Une nuit dans un capsule hotel
août 18, 2007
J’ai passé ma derniere nuit a Tokyo dans un capsule hotel.
Du premier pas dans l’hotel jusqu’a la sortie, tout est rythmé par l’ouverture et la fermeture des consignes (coin lockers).
En arrivant, on place ses chaussures dans une consigne.
Le receptionniste me donne un trousseau de clefs avec un numéro : le 815.
Je serai au 8eme étage, 15eme capsule.
En arrivant, pieds nus donc au 8eme etage : une nouvelle consigne.
Une nouvelle armoire métallique ou je trouve un pyjama bleu ciel, des serviettes et deux brosses a dents imbibées de dentifrice.
Tout est fait pour que l’on ait rien a sortir de sa valise,
ou plutôt, tout est donné pour les gens qui ont raté le dernier métro, et qui se retrouvent la, sans rien.

Données de prédiction de boîtes englobantes:
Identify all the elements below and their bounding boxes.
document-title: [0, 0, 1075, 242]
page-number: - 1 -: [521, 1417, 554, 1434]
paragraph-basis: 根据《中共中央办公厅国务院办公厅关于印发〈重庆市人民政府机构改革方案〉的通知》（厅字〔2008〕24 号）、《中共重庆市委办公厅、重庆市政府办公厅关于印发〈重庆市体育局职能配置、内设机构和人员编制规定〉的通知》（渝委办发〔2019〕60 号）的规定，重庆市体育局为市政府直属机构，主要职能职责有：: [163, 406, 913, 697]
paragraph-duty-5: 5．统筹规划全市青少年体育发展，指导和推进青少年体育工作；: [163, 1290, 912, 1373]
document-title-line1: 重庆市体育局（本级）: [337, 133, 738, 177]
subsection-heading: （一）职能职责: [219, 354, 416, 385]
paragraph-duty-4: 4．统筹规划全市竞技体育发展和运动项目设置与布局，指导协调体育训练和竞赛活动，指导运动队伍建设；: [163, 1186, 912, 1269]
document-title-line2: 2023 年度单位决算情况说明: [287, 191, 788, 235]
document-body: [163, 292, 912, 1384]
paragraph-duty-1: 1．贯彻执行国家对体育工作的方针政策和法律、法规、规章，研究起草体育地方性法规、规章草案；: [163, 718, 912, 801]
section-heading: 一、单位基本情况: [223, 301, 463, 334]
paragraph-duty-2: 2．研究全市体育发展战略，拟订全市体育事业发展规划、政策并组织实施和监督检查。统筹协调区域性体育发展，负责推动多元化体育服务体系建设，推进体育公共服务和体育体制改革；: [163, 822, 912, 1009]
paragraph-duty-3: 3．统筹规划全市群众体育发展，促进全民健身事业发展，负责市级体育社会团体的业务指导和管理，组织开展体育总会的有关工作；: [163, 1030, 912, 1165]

■ **QUESTIONS À TRAITER**:
**1.** Dans le récit sur la nuit au capsule hotel, énumérez tous les objets trouvés dans l'armoire métallique du 8e étage.
**2.** Poursuivez le récit sur la nuit au capsule hotel à partir de sa dernière phrase.

■ **RÉPONSES PAR POINT**:
**1.** Un pyjama bleu ciel, des serviettes et deux brosses à dents imbibées de dentifrice.

**2.**
Je découvre en poussant la porte, une rue de capsules aux contours verts.
Seulement trois sont occupées pour l’instant.
Une petite lumiere sur les contours verts l’indique.
A l’intérieur, un écran, un réveil, un miroir.
Entouré de plastique avec congés de 8 cm, des réminiscences de projets des années 70, l’espace est suffisant pour s’y loger.
Une natte de bambou ferme délicatement le monde de plastique.
Et je m’endors apres une longue journée a arpenter les quartiers d’Harajuku, Ayoma, Akihabara, apres avoir admiré la magnifique exposition Skin&Bones, apres avoir dégusté des makis et dépensé au mieux le budget concédé par une entreprise qui vend des casques audios et des bouilloires.